◆ Excerpt to read

>>>>

Opium journal d'une desintoxication - COCTEAU JEAN

When Raymond Radiguet (1903-1923) died of typhoid fever contracted during an African trip with Jean Cocteau (1889-1963), Cocteau was inconsolable. Eventually he resorted to opium to find some relief and became addicted. This addiction continued for several years, weakening and enervating him. Nonetheless, he managed to write Les enfants terribles and La voix humaine, among others, during this time. But it was making him ill, and he decided to place himself in physicians' hands in order to kick the habit. The first attempt did not hold. During the winter of 1928-1929 he tried again, while making the notes and drawings which became this book (published in 1930). What emerged is quite different from Thomas de Quincey's famous Confessions of an English Opium Eater (1821) or Charles Baudelaire's Les paradis artificiels (1860).

 

Though there are passages where one sees something of the disintoxication procedure, one will not find any trace of the gritty descriptions of the withdrawing addict's  ignoble and demeaning sufferings commonly found in late 20th century confessions. In fact, though suffering is alluded to (primarily in the drawings), Cocteau remained a defiant aesthete.

 

N'attendez pas de moi que je trahisse. Naturellement l'opium reste unique et son euphorie supérieure à celle de la santé. Je lui dois mes heures parfaites. Il est dommage qu'au lieu de perfectionner la désintoxication, la médecine n'essaye pas de rendre l'opium inoffensif.


Mais là, nous retombons sur le problème du progrès. La souffrance est-elle une règle ou un lyrisme ?

<<<<

◆ Given records
>>>>

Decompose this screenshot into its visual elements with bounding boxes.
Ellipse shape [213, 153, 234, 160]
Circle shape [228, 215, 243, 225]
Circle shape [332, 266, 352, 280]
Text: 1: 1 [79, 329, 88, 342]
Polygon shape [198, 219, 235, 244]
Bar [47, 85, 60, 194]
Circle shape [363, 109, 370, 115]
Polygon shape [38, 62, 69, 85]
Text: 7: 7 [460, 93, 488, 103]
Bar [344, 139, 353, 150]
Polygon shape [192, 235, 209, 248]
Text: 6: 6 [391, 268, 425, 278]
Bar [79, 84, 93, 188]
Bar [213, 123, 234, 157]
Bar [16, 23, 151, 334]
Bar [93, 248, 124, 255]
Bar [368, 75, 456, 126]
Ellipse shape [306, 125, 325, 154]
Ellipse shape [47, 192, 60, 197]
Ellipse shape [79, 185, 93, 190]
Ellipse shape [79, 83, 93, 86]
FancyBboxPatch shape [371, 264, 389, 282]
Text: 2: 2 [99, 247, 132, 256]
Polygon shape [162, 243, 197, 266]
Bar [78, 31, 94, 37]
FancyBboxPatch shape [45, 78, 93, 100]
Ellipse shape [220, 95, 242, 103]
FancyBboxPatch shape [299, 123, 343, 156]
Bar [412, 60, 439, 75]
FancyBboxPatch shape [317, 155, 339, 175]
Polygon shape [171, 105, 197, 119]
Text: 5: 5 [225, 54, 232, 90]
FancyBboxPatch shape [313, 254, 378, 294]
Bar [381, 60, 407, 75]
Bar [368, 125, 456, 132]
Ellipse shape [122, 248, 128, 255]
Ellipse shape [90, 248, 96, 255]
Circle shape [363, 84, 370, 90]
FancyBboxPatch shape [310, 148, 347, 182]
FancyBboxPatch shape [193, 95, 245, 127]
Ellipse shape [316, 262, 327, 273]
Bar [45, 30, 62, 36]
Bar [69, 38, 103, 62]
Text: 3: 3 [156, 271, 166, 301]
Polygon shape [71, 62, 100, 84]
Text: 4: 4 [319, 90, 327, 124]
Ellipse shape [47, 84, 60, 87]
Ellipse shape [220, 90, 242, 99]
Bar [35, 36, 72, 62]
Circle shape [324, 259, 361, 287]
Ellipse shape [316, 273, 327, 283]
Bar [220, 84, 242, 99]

<<<<

◆ List of tasks
- A) Copy the passage about Cocteau's Opium word for word, starting at "N'attendez pas de" and ending at "un lyrisme ?".
- B) Pick up the passage about Cocteau's Opium after its final sentence and write what follows.

◆ Results by task
- A)
N'attendez pas de moi que je trahisse. Naturellement l'opium reste unique et son euphorie supérieure à celle de la santé. Je lui dois mes heures parfaites. Il est dommage qu'au lieu de perfectionner la désintoxication, la médecine n'essaye pas de rendre l'opium inoffensif.


Mais là, nous retombons sur le problème du progrès. La souffrance est-elle une règle ou un lyrisme ?

- B)
Il me semble que, sur une terre si vieille, si ridée, si replâtrée, où tant de compromis sévissent et de conventions risibles, l'opium éliminable adoucirait les moeurs et causerait plus de bien que la fièvre d'agir ne fait de mal.

 

(Do not expect me to be a traitor. Naturally, opium remains unique and its euphoria superior to that of health. I owe it my perfect hours. It is a pity that instead of perfecting disintoxication, medicine does not try to render opium harmless. But here we come back to the problem of progress. Is suffering a rule or lyricism? It seems to me that on an earth so old, so wrinkled, so made up, where so many compromises and laughable conventions are rife, opium rendered harmless would soften manners and cause more good than the fever of activity causes harm.)

 

This book does occupy itself with opium, its effects and their consequences, which are contrasted with those of other drugs, tobacco and alcohol. But it is primarily about Cocteau's state of mind, what he was thinking of, what he usually thought about: art, cinema, theater and literature and those who make it. The text jumps about in a kind of heightened stream of consciousness. Many passages have the density and quality of prose poems. One must read slowly, with delectation. And some of the drawings are quite striking.

 

Most of Cocteau's productions have autobiographical elements encoded in recurring figures, situations, and symbols which form part of his private mythology (and part of the pleasure in reading and viewing his work). In Opium, La difficulté d'être and Portraits-Souvenir, Cocteau occasionally lifted a corner of the veil of his poetic mythologizing, permitting us brief glimpses into his life.